Data records:
___

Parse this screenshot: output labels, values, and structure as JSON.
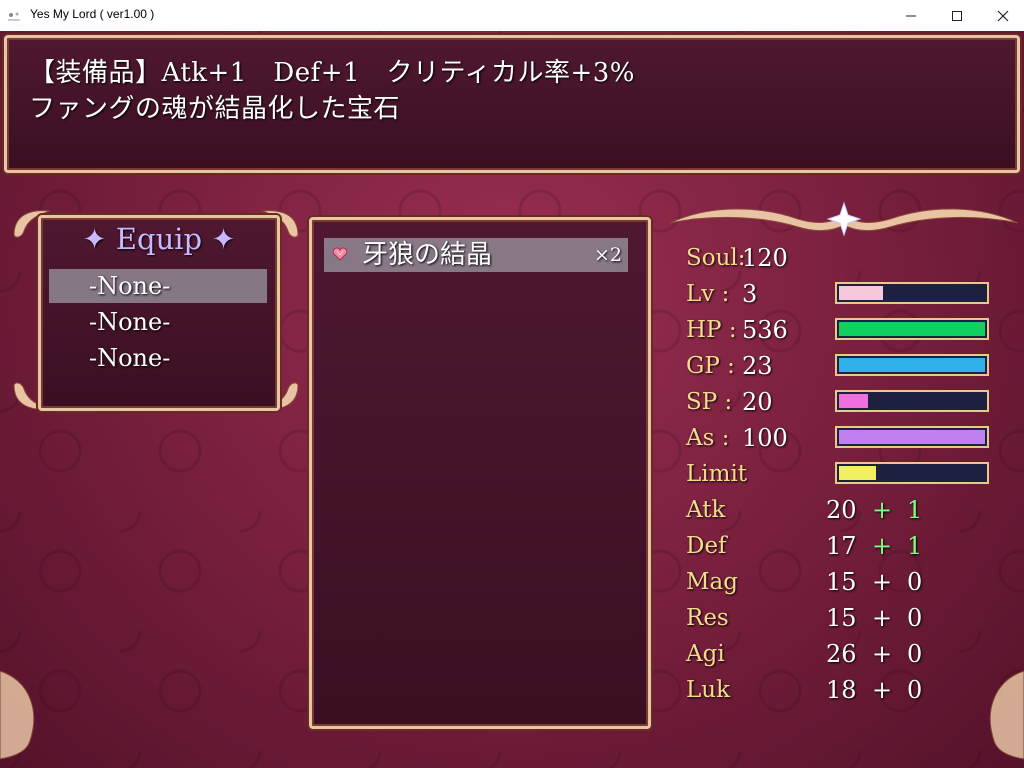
{
  "window": {
    "title": "Yes My Lord ( ver1.00 )",
    "minimize_glyph": "—",
    "maximize_glyph": "☐",
    "close_glyph": "✕"
  },
  "help": {
    "line1": "【装備品】Atk+1　Def+1　クリティカル率+3%",
    "line2": "ファングの魂が結晶化した宝石"
  },
  "equip": {
    "title": "✦ Equip ✦",
    "slots": [
      "-None-",
      "-None-",
      "-None-"
    ],
    "selected_index": 0
  },
  "items": [
    {
      "icon": "heart-gem-icon",
      "name": "牙狼の結晶",
      "count": "×2"
    }
  ],
  "stats": {
    "soul_label": "Soul",
    "soul": "120",
    "lv_label": "Lv",
    "lv": "3",
    "lv_fraction": 0.3,
    "hp_label": "HP",
    "hp": "536",
    "hp_fraction": 1.0,
    "gp_label": "GP",
    "gp": "23",
    "gp_fraction": 1.0,
    "sp_label": "SP",
    "sp": "20",
    "sp_fraction": 0.2,
    "as_label": "As",
    "as": "100",
    "as_fraction": 1.0,
    "limit_label": "Limit",
    "limit_fraction": 0.25,
    "colon": ":",
    "params": [
      {
        "name": "Atk",
        "base": "20",
        "plus": "+",
        "bonus": "1",
        "bonus_color": "green"
      },
      {
        "name": "Def",
        "base": "17",
        "plus": "+",
        "bonus": "1",
        "bonus_color": "green"
      },
      {
        "name": "Mag",
        "base": "15",
        "plus": "+",
        "bonus": "0",
        "bonus_color": "white"
      },
      {
        "name": "Res",
        "base": "15",
        "plus": "+",
        "bonus": "0",
        "bonus_color": "white"
      },
      {
        "name": "Agi",
        "base": "26",
        "plus": "+",
        "bonus": "0",
        "bonus_color": "white"
      },
      {
        "name": "Luk",
        "base": "18",
        "plus": "+",
        "bonus": "0",
        "bonus_color": "white"
      }
    ]
  },
  "colors": {
    "lv_bar": "#f5c8dc",
    "hp_bar": "#10d060",
    "gp_bar": "#30b0e8",
    "sp_bar": "#f070e0",
    "as_bar": "#c080f0",
    "limit_bar": "#f0f060",
    "label": "#f4dc8c",
    "bonus_green": "#7dff7d"
  }
}
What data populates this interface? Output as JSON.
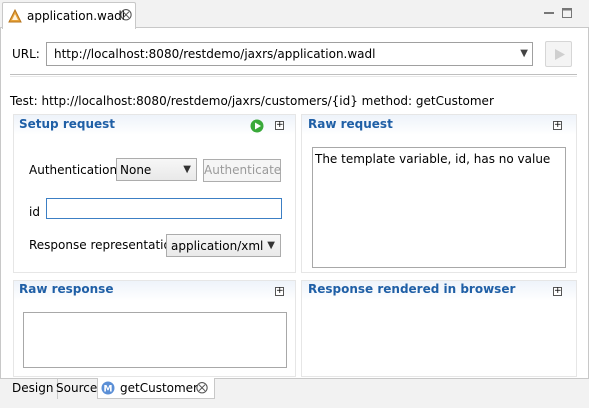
{
  "editor_tab": {
    "title": "application.wadl",
    "close_glyph": "⨂"
  },
  "url_bar": {
    "label": "URL:",
    "value": "http://localhost:8080/restdemo/jaxrs/application.wadl"
  },
  "test_info": "Test: http://localhost:8080/restdemo/jaxrs/customers/{id} method: getCustomer",
  "setup_request": {
    "title": "Setup request",
    "authentication_label": "Authentication:",
    "authentication_value": "None",
    "authenticate_button": "Authenticate",
    "id_label": "id",
    "id_value": "",
    "response_representation_label": "Response representation:",
    "response_representation_value": "application/xml"
  },
  "raw_request": {
    "title": "Raw request",
    "content": "The template variable, id, has no value"
  },
  "raw_response": {
    "title": "Raw response",
    "content": ""
  },
  "rendered_response": {
    "title": "Response rendered in browser"
  },
  "bottom_tabs": {
    "design": "Design",
    "source": "Source",
    "get_customer": "getCustomer",
    "close_glyph": "⨂"
  },
  "colors": {
    "section_title": "#1f5fa6",
    "run_icon": "#3aa93a",
    "focus_border": "#3c7fc4"
  }
}
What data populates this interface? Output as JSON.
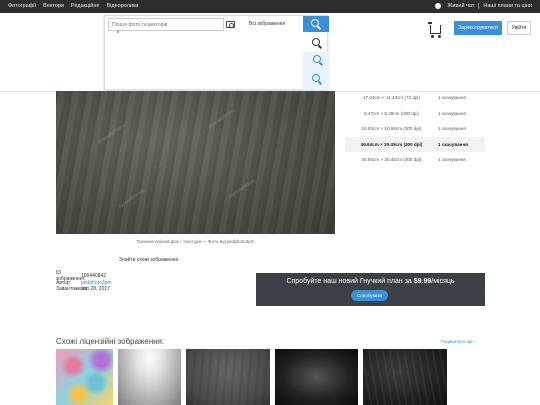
{
  "topbar": {
    "nav": [
      "Фотографії",
      "Вектори",
      "Редакційне",
      "Відеоролики"
    ],
    "chat_label": "Живий чат",
    "plans_label": "Наші плани та ціни"
  },
  "search": {
    "placeholder": "Пошук фото та векторів",
    "category": "Всі зображення"
  },
  "header": {
    "register_label": "Зареєструватися",
    "login_label": "Увійти"
  },
  "image": {
    "watermark": "depositphotos",
    "caption": "Тканина хороий фон і текстури — Фото від pedphoto3pm",
    "similar_link": "Знайти схожі зображення"
  },
  "sizes": [
    {
      "dim": "17.64cm × 11.43cm (72 dpi)",
      "dl": "1 скачування",
      "selected": false
    },
    {
      "dim": "8.47cm × 5.49cm (300 dpi)",
      "dl": "1 скачування",
      "selected": false
    },
    {
      "dim": "16.93cm × 10.98cm (300 dpi)",
      "dl": "1 скачування",
      "selected": false
    },
    {
      "dim": "46.94cm × 30.45cm (300 dpi)",
      "dl": "1 скачування",
      "selected": true
    },
    {
      "dim": "46.94cm × 30.45cm (300 dpi)",
      "dl": "1 скачування",
      "selected": false
    }
  ],
  "meta": {
    "id_label": "ID зображення:",
    "id_value": "166440842",
    "author_label": "Автор:",
    "author_value": "pedphoto3pm",
    "uploaded_label": "Завантажено:",
    "uploaded_value": "Jun 28, 2017"
  },
  "promo": {
    "text_prefix": "Спробуйте наш новий Гнучкий план за ",
    "price": "$9.99",
    "text_suffix": "/місяць",
    "button_label": "Спробувати"
  },
  "similar": {
    "title": "Схожі ліцензійні зображення:",
    "see_all": "Подивитися ще ›"
  }
}
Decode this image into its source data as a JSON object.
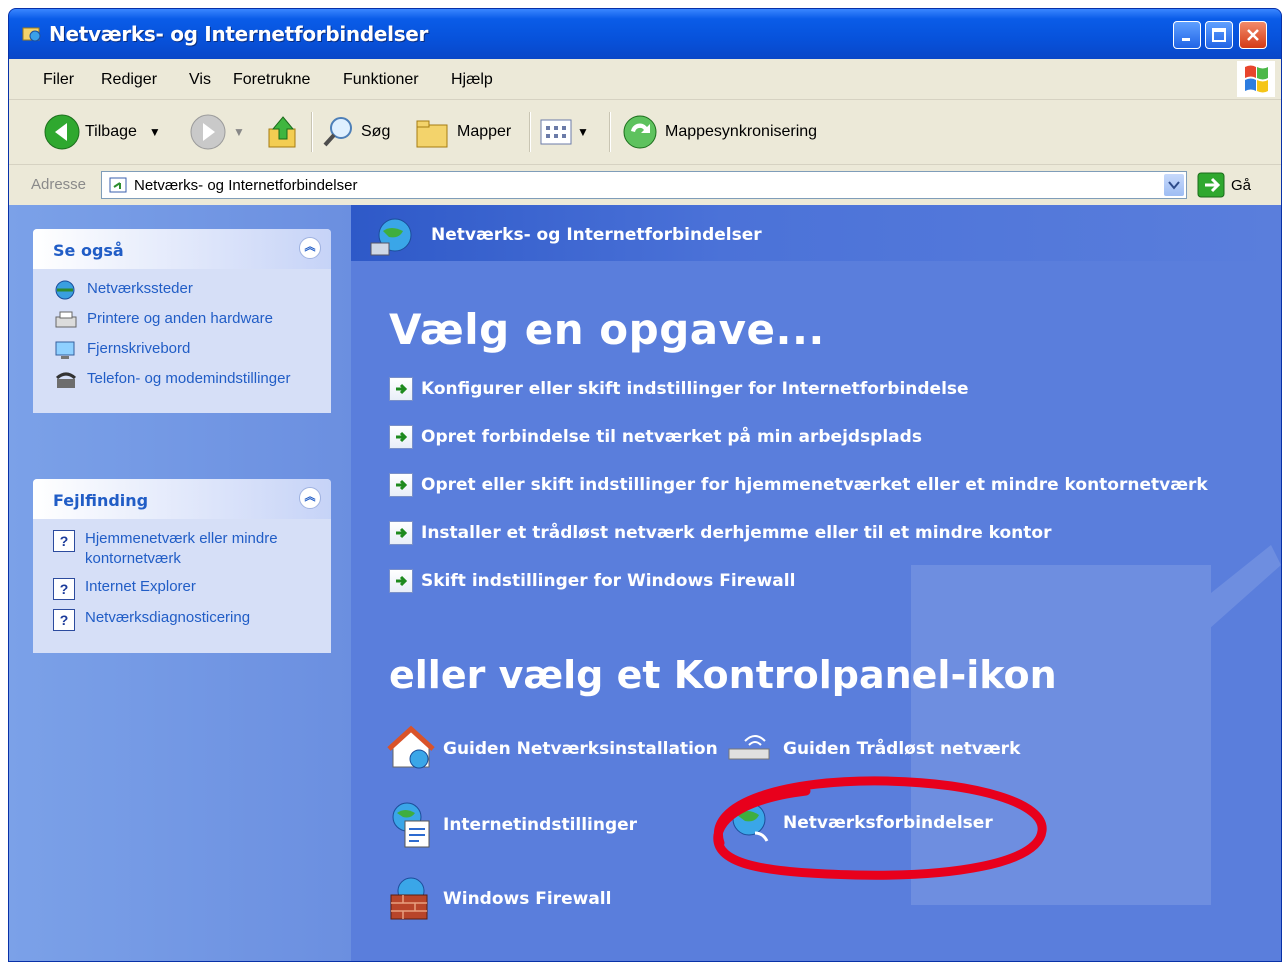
{
  "window": {
    "title": "Netværks- og Internetforbindelser"
  },
  "menu": {
    "items": [
      "Filer",
      "Rediger",
      "Vis",
      "Foretrukne",
      "Funktioner",
      "Hjælp"
    ]
  },
  "toolbar": {
    "back_label": "Tilbage",
    "search_label": "Søg",
    "folders_label": "Mapper",
    "sync_label": "Mappesynkronisering"
  },
  "address": {
    "label": "Adresse",
    "value": "Netværks- og Internetforbindelser",
    "go_label": "Gå"
  },
  "see_also": {
    "title": "Se også",
    "items": [
      "Netværkssteder",
      "Printere og anden hardware",
      "Fjernskrivebord",
      "Telefon- og modemindstillinger"
    ]
  },
  "troubleshoot": {
    "title": "Fejlfinding",
    "items": [
      "Hjemmenetværk eller mindre kontornetværk",
      "Internet Explorer",
      "Netværksdiagnosticering"
    ]
  },
  "main": {
    "header": "Netværks- og Internetforbindelser",
    "pick_task": "Vælg en opgave...",
    "tasks": [
      "Konfigurer eller skift indstillinger for Internetforbindelse",
      "Opret forbindelse til netværket på min arbejdsplads",
      "Opret eller skift indstillinger for hjemmenetværket eller et mindre kontornetværk",
      "Installer et trådløst netværk derhjemme eller til et mindre kontor",
      "Skift indstillinger for Windows Firewall"
    ],
    "pick_icon": "eller vælg et Kontrolpanel-ikon",
    "icons": [
      "Guiden Netværksinstallation",
      "Guiden Trådløst netværk",
      "Internetindstillinger",
      "Netværksforbindelser",
      "Windows Firewall"
    ]
  },
  "colors": {
    "accent": "#0a5ce8",
    "task_pane": "#5a7edc",
    "highlight": "#e8001c"
  }
}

___

> _What to do_:
Search the records for the word "getCustomer" and copy every line where it occurs.

> _Exercise result_:
  "test_info": "Test: http://localhost:8080/restdemo/jaxrs/customers/{id} method: getCustomer",
    "get_customer": "getCustomer",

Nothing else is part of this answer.